━━━ Listing

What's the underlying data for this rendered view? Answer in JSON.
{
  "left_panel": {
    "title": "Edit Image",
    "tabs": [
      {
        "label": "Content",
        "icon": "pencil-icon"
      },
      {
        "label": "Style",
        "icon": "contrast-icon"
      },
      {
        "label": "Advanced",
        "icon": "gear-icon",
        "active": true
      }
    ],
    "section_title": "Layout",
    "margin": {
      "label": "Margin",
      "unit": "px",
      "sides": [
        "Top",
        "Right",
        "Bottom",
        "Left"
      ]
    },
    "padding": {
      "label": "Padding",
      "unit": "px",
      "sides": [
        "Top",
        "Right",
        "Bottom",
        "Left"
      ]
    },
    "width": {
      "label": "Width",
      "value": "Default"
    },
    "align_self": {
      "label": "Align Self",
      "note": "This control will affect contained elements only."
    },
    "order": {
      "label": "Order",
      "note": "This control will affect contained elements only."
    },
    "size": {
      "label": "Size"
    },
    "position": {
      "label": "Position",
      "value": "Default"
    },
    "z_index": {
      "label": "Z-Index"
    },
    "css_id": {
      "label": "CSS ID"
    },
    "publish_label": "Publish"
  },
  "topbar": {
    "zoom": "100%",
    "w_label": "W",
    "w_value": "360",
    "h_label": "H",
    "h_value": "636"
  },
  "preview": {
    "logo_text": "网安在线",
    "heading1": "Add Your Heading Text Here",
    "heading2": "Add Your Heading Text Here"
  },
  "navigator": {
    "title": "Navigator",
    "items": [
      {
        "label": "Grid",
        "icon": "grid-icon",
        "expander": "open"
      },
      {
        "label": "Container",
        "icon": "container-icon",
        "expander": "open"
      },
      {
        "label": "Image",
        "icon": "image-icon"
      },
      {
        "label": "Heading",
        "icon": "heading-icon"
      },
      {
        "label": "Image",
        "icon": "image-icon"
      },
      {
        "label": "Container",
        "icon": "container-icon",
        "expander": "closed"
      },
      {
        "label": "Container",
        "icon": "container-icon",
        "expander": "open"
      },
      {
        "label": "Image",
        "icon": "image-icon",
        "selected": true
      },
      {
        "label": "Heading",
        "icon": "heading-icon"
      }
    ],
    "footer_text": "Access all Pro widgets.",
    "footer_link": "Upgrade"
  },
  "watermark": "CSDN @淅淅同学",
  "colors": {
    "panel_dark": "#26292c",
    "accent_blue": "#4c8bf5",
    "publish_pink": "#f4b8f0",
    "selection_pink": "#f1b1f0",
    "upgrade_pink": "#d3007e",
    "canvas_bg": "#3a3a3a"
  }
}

━━━━━━
━━━ Listing

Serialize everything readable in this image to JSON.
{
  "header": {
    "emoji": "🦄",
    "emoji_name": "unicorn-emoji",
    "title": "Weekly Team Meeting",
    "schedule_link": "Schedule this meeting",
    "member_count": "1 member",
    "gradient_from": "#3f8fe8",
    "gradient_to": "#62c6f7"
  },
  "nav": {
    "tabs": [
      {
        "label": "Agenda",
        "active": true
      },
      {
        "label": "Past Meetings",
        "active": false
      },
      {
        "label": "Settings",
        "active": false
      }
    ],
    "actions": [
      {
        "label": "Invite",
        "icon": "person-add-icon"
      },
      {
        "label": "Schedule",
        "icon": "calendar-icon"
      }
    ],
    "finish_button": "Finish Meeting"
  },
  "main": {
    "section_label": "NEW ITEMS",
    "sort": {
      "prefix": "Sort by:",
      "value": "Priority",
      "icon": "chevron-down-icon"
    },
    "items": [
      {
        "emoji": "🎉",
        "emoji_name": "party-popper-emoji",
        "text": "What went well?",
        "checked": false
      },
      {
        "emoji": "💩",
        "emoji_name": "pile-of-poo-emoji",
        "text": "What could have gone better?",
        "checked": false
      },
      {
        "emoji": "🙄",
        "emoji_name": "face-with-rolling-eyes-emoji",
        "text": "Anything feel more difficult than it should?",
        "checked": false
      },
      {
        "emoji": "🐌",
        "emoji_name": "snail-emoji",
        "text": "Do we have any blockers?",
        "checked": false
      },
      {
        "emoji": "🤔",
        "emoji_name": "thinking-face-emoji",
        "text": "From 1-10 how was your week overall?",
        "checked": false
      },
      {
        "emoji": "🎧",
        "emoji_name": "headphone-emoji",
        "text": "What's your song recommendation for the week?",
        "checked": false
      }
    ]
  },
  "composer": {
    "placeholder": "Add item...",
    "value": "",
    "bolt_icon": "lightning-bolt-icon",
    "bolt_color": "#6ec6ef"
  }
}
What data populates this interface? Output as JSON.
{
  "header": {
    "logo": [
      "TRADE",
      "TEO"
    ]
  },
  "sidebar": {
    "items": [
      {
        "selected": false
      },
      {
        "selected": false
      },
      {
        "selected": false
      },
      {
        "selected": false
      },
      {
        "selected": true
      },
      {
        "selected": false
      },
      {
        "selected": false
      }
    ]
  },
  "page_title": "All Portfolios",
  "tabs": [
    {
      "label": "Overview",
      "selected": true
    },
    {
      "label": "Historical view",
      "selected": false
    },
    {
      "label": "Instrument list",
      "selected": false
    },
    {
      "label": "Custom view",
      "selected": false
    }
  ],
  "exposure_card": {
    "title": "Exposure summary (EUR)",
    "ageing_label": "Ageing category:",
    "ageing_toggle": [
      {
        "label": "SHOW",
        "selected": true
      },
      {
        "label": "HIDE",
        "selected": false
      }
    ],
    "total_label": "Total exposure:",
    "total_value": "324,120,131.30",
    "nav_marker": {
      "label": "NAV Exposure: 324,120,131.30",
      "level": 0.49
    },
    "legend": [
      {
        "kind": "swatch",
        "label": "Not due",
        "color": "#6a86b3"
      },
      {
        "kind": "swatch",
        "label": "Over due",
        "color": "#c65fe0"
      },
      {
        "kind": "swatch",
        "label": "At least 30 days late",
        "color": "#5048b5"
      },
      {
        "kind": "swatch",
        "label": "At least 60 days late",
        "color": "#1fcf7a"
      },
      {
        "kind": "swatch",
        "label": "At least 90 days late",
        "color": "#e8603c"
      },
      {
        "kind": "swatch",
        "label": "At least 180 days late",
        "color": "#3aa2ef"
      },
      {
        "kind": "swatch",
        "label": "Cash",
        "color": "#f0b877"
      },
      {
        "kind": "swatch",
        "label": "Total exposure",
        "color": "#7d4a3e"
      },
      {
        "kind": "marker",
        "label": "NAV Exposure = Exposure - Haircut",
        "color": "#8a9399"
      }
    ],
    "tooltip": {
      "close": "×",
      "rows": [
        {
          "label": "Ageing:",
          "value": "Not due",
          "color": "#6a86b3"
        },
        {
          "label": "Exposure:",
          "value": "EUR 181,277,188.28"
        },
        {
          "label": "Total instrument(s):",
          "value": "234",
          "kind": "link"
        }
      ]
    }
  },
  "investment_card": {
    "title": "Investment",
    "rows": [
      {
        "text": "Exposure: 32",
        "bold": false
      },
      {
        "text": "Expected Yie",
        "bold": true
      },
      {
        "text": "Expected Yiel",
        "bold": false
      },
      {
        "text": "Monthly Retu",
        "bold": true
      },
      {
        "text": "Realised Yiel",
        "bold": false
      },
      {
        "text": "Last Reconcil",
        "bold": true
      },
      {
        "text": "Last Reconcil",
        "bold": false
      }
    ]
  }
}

━━━━━━

» **To be done**:
Scan the material and collect every line that contains "have".

» **Result of the task**:
        "text": "What could have gone better?",
        "text": "Do we have any blockers?",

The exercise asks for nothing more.